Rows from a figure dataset
## begin

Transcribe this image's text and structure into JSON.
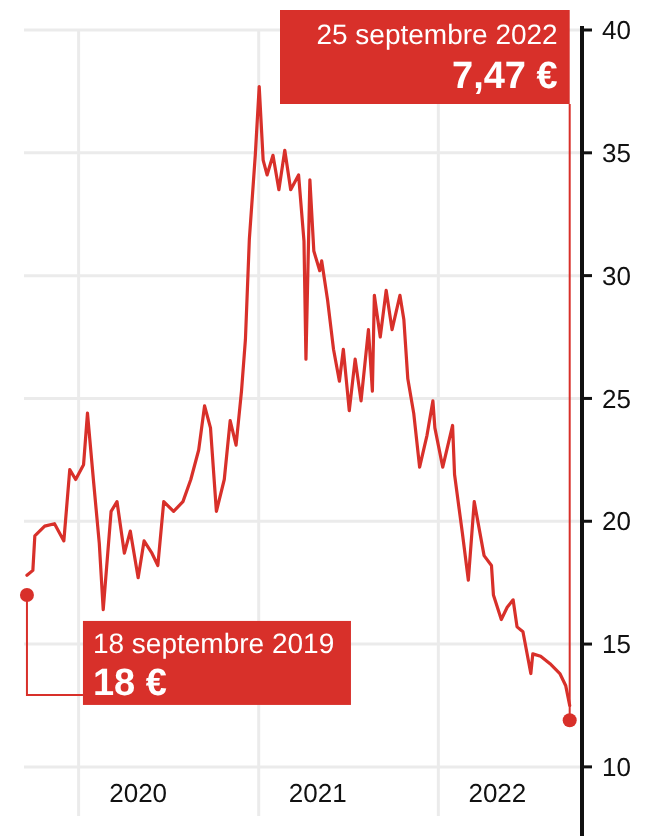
{
  "chart_data": {
    "type": "line",
    "x": [
      "2019-09-18",
      "2019-09-30",
      "2019-10-04",
      "2019-10-24",
      "2019-11-13",
      "2019-12-02",
      "2019-12-14",
      "2019-12-26",
      "2020-01-11",
      "2020-01-19",
      "2020-01-31",
      "2020-02-12",
      "2020-02-20",
      "2020-03-07",
      "2020-03-19",
      "2020-04-03",
      "2020-04-15",
      "2020-05-01",
      "2020-05-13",
      "2020-05-29",
      "2020-06-10",
      "2020-06-22",
      "2020-07-12",
      "2020-07-31",
      "2020-08-16",
      "2020-09-01",
      "2020-09-13",
      "2020-09-25",
      "2020-10-07",
      "2020-10-23",
      "2020-11-04",
      "2020-11-16",
      "2020-11-27",
      "2020-12-05",
      "2020-12-13",
      "2020-12-25",
      "2021-01-02",
      "2021-01-10",
      "2021-01-18",
      "2021-01-30",
      "2021-02-11",
      "2021-02-23",
      "2021-03-07",
      "2021-03-23",
      "2021-04-03",
      "2021-04-07",
      "2021-04-15",
      "2021-04-23",
      "2021-05-05",
      "2021-05-09",
      "2021-05-21",
      "2021-06-02",
      "2021-06-14",
      "2021-06-22",
      "2021-07-04",
      "2021-07-16",
      "2021-07-28",
      "2021-08-12",
      "2021-08-20",
      "2021-08-24",
      "2021-09-05",
      "2021-09-17",
      "2021-09-29",
      "2021-10-15",
      "2021-10-23",
      "2021-10-31",
      "2021-11-12",
      "2021-11-24",
      "2021-12-09",
      "2021-12-21",
      "2021-12-25",
      "2022-01-10",
      "2022-01-30",
      "2022-02-03",
      "2022-02-19",
      "2022-03-03",
      "2022-03-15",
      "2022-04-04",
      "2022-04-19",
      "2022-04-23",
      "2022-05-09",
      "2022-05-21",
      "2022-06-02",
      "2022-06-10",
      "2022-06-22",
      "2022-07-08",
      "2022-07-12",
      "2022-07-28",
      "2022-08-16",
      "2022-09-05",
      "2022-09-17",
      "2022-09-25"
    ],
    "series": [
      {
        "color": "#d8302a",
        "values": [
          17.8,
          18.0,
          19.4,
          19.8,
          19.9,
          19.2,
          22.1,
          21.7,
          22.3,
          24.4,
          21.7,
          19.1,
          16.4,
          20.4,
          20.8,
          18.7,
          19.6,
          17.7,
          19.2,
          18.7,
          18.2,
          20.8,
          20.4,
          20.8,
          21.7,
          22.9,
          24.7,
          23.8,
          20.4,
          21.7,
          24.1,
          23.1,
          25.3,
          27.4,
          31.5,
          34.9,
          37.7,
          34.7,
          34.1,
          34.9,
          33.5,
          35.1,
          33.5,
          34.1,
          31.4,
          26.6,
          33.9,
          31.0,
          30.2,
          30.6,
          29.0,
          27.0,
          25.7,
          27.0,
          24.5,
          26.6,
          24.9,
          27.8,
          25.3,
          29.2,
          27.5,
          29.4,
          27.8,
          29.2,
          28.2,
          25.8,
          24.4,
          22.2,
          23.5,
          24.9,
          23.8,
          22.2,
          23.9,
          21.9,
          19.5,
          17.6,
          20.8,
          18.6,
          18.2,
          17.0,
          16.0,
          16.5,
          16.8,
          15.7,
          15.5,
          13.8,
          14.6,
          14.5,
          14.2,
          13.8,
          13.3,
          12.5
        ]
      }
    ],
    "xlim": [
      "2019-09-12",
      "2022-10-20"
    ],
    "xticks": [
      {
        "value": "2020-01-01",
        "label": null
      },
      {
        "value": "2020-05-01",
        "label": "2020"
      },
      {
        "value": "2021-01-01",
        "label": null
      },
      {
        "value": "2021-05-01",
        "label": "2021"
      },
      {
        "value": "2022-01-01",
        "label": null
      },
      {
        "value": "2022-05-01",
        "label": "2022"
      }
    ],
    "ylim": [
      8,
      40
    ],
    "yticks": [
      10,
      15,
      20,
      25,
      30,
      35,
      40
    ],
    "grid": true,
    "annotations": [
      {
        "text": "25 septembre 2022\n7,47 €",
        "x": "2022-09-25",
        "y": 11.9
      },
      {
        "text": "18 septembre 2019\n18 €",
        "x": "2019-09-18",
        "y": 17
      }
    ]
  }
}
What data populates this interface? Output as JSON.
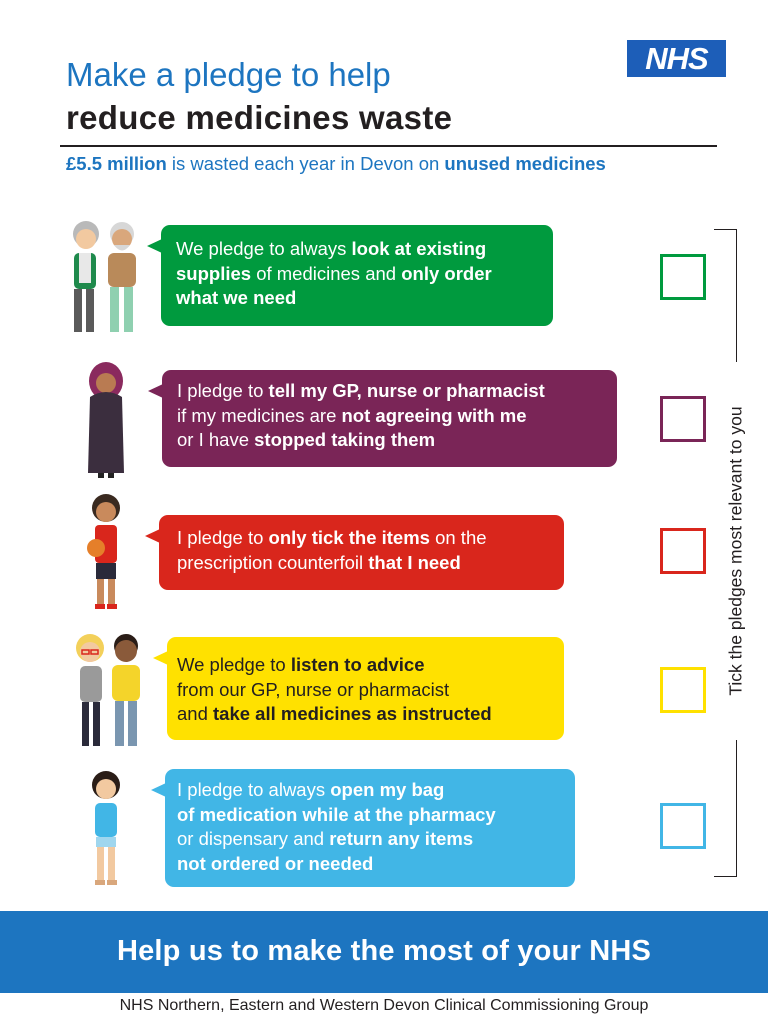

## end

Task objective
Copy each line above containing the string "JSON".

Task response
Transcribe this image's text and structure into JSON.
What data populates this interface? Output as JSON.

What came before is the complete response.